YOUR OBJECTIVE:
Copy each of the entries below faithfully, setting aside any pictures.

DATA SUPPLIED:
[Start]
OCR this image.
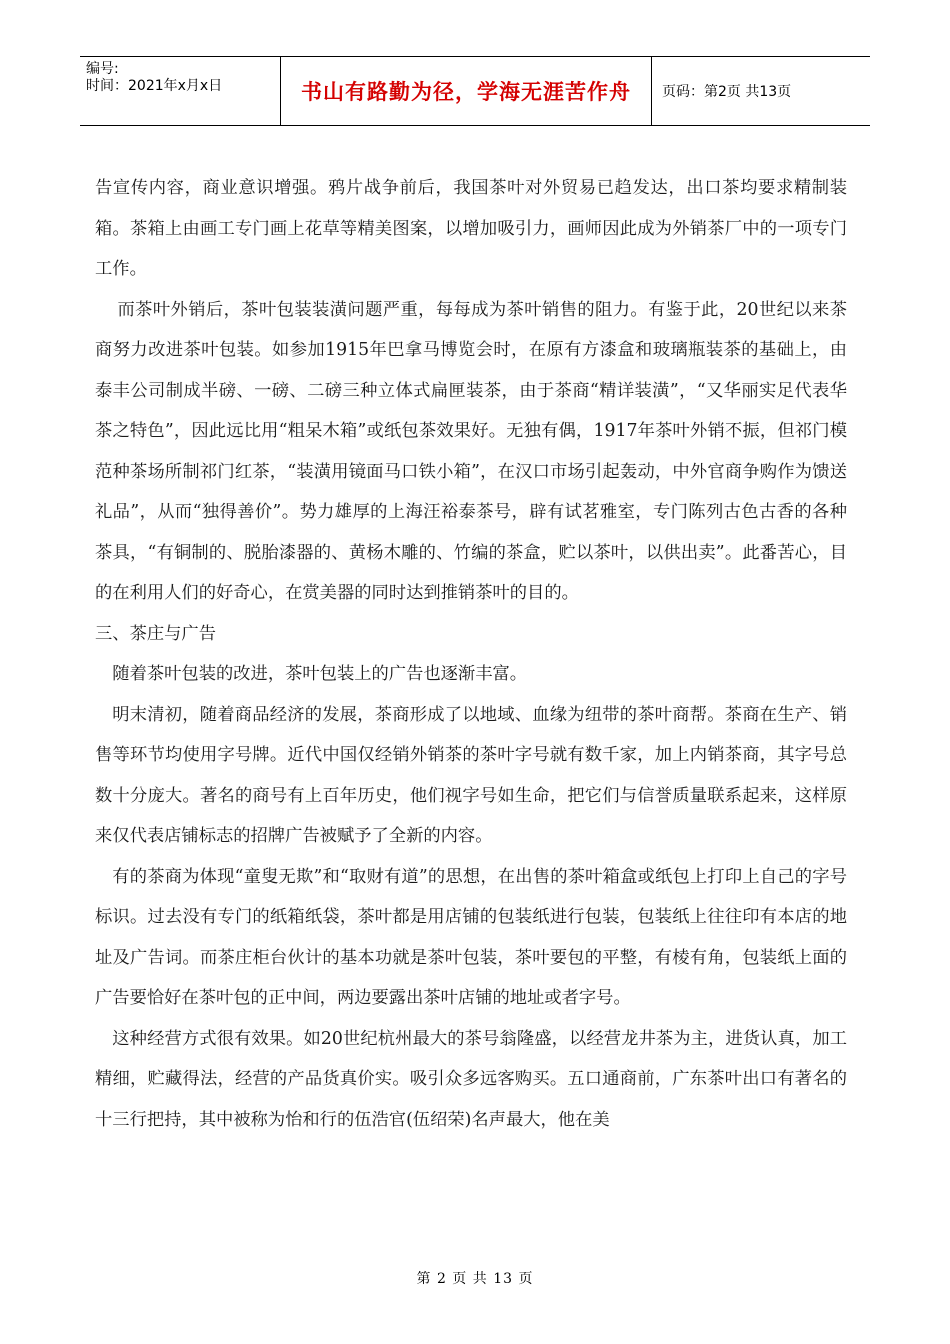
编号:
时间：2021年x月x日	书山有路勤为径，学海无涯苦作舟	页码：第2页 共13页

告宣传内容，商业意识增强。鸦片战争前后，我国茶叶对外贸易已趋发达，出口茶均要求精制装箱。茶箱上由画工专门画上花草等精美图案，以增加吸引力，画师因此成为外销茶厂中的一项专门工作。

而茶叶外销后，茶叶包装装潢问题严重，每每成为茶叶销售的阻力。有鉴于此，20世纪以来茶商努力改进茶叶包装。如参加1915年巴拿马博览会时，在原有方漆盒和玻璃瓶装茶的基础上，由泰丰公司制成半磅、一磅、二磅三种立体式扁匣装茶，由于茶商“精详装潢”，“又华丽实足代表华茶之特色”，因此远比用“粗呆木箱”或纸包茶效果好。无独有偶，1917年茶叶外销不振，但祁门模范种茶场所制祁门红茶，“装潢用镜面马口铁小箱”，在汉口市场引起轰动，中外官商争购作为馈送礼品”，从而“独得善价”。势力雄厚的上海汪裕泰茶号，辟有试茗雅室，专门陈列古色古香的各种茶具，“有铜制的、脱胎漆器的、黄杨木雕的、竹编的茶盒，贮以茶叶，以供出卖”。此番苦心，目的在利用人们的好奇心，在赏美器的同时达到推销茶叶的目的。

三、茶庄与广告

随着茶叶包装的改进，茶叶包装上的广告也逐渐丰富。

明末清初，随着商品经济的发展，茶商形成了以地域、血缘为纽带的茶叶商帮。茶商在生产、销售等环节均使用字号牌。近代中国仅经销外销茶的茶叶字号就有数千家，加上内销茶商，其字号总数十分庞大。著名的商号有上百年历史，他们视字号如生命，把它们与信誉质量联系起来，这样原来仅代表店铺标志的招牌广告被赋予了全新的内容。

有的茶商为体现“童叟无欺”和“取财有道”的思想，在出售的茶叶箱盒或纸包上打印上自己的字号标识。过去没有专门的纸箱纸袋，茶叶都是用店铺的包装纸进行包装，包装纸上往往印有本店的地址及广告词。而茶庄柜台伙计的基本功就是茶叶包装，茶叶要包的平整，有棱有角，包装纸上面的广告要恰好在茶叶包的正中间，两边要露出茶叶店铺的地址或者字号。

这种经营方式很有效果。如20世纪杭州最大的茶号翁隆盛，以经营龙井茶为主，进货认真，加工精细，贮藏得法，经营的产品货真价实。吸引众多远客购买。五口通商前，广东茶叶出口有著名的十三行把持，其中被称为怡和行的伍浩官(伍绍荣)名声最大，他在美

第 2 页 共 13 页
[End]
IN RESPONSE:
OCR this image.
编号:
时间：2021年x月x日	书山有路勤为径，学海无涯苦作舟	页码：第2页 共13页

告宣传内容，商业意识增强。鸦片战争前后，我国茶叶对外贸易已趋发达，出口茶均要求精制装箱。茶箱上由画工专门画上花草等精美图案，以增加吸引力，画师因此成为外销茶厂中的一项专门工作。

而茶叶外销后，茶叶包装装潢问题严重，每每成为茶叶销售的阻力。有鉴于此，20世纪以来茶商努力改进茶叶包装。如参加1915年巴拿马博览会时，在原有方漆盒和玻璃瓶装茶的基础上，由泰丰公司制成半磅、一磅、二磅三种立体式扁匣装茶，由于茶商“精详装潢”，“又华丽实足代表华茶之特色”，因此远比用“粗呆木箱”或纸包茶效果好。无独有偶，1917年茶叶外销不振，但祁门模范种茶场所制祁门红茶，“装潢用镜面马口铁小箱”，在汉口市场引起轰动，中外官商争购作为馈送礼品”，从而“独得善价”。势力雄厚的上海汪裕泰茶号，辟有试茗雅室，专门陈列古色古香的各种茶具，“有铜制的、脱胎漆器的、黄杨木雕的、竹编的茶盒，贮以茶叶，以供出卖”。此番苦心，目的在利用人们的好奇心，在赏美器的同时达到推销茶叶的目的。

三、茶庄与广告

随着茶叶包装的改进，茶叶包装上的广告也逐渐丰富。

明末清初，随着商品经济的发展，茶商形成了以地域、血缘为纽带的茶叶商帮。茶商在生产、销售等环节均使用字号牌。近代中国仅经销外销茶的茶叶字号就有数千家，加上内销茶商，其字号总数十分庞大。著名的商号有上百年历史，他们视字号如生命，把它们与信誉质量联系起来，这样原来仅代表店铺标志的招牌广告被赋予了全新的内容。

有的茶商为体现“童叟无欺”和“取财有道”的思想，在出售的茶叶箱盒或纸包上打印上自己的字号标识。过去没有专门的纸箱纸袋，茶叶都是用店铺的包装纸进行包装，包装纸上往往印有本店的地址及广告词。而茶庄柜台伙计的基本功就是茶叶包装，茶叶要包的平整，有棱有角，包装纸上面的广告要恰好在茶叶包的正中间，两边要露出茶叶店铺的地址或者字号。

这种经营方式很有效果。如20世纪杭州最大的茶号翁隆盛，以经营龙井茶为主，进货认真，加工精细，贮藏得法，经营的产品货真价实。吸引众多远客购买。五口通商前，广东茶叶出口有著名的十三行把持，其中被称为怡和行的伍浩官(伍绍荣)名声最大，他在美

第 2 页 共 13 页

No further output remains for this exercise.